Short problem >> List every line below containing "also".

(Stored records)
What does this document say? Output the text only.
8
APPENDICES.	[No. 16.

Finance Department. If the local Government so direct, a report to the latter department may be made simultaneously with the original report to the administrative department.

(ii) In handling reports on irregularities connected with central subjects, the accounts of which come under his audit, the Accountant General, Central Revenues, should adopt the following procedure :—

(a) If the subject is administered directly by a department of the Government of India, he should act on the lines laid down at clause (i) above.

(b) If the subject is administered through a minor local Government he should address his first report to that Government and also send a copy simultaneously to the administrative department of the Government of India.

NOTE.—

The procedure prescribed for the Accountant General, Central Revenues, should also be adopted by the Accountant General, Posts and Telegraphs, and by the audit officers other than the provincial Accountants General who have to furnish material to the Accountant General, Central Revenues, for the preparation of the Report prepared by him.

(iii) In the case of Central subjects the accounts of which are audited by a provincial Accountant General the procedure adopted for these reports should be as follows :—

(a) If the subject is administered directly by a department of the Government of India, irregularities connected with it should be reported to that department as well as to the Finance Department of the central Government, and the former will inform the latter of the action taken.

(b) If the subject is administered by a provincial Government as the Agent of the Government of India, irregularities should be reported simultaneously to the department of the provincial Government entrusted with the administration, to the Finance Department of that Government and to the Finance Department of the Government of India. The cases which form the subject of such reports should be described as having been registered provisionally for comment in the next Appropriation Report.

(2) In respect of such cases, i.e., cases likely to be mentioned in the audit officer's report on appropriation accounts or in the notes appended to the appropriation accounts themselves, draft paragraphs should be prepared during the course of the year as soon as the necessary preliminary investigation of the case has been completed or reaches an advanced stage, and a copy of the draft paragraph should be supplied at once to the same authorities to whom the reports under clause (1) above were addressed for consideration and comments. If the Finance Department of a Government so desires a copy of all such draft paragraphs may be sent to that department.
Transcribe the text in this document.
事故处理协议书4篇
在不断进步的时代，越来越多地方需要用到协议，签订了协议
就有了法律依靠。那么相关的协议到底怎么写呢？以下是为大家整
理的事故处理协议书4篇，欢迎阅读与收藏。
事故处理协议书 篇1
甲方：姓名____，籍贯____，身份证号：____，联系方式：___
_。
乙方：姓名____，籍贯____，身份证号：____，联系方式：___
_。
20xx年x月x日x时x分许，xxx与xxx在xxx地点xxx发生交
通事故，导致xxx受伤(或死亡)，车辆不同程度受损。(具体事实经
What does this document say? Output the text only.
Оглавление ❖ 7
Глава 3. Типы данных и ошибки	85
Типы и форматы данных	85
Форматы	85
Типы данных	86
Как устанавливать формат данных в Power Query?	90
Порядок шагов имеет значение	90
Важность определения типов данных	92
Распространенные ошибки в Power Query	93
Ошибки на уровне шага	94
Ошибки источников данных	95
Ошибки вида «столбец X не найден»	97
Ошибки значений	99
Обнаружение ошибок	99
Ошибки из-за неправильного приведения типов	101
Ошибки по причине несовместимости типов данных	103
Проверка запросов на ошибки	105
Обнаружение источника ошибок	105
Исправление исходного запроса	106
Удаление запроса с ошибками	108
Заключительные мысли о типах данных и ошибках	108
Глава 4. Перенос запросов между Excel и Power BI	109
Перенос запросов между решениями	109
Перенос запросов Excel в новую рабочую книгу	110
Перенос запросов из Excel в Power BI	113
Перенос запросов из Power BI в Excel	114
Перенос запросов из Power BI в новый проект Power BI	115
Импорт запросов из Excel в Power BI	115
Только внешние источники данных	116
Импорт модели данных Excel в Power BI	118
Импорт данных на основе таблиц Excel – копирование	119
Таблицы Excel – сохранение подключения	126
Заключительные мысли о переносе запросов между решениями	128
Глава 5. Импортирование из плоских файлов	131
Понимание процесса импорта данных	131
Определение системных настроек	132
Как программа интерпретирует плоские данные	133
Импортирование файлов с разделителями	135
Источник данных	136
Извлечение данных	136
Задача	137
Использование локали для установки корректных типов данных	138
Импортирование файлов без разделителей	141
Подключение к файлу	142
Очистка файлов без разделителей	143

Complete output >>
(b) If the subject is administered through a minor local Government he should address his first report to that Government and also send a copy simultaneously to the administrative department of the Government of India.
The procedure prescribed for the Accountant General, Central Revenues, should also be adopted by the Accountant General, Posts and Telegraphs, and by the audit officers other than the provincial Accountants General who have to furnish material to the Accountant General, Central Revenues, for the preparation of the Report prepared by him.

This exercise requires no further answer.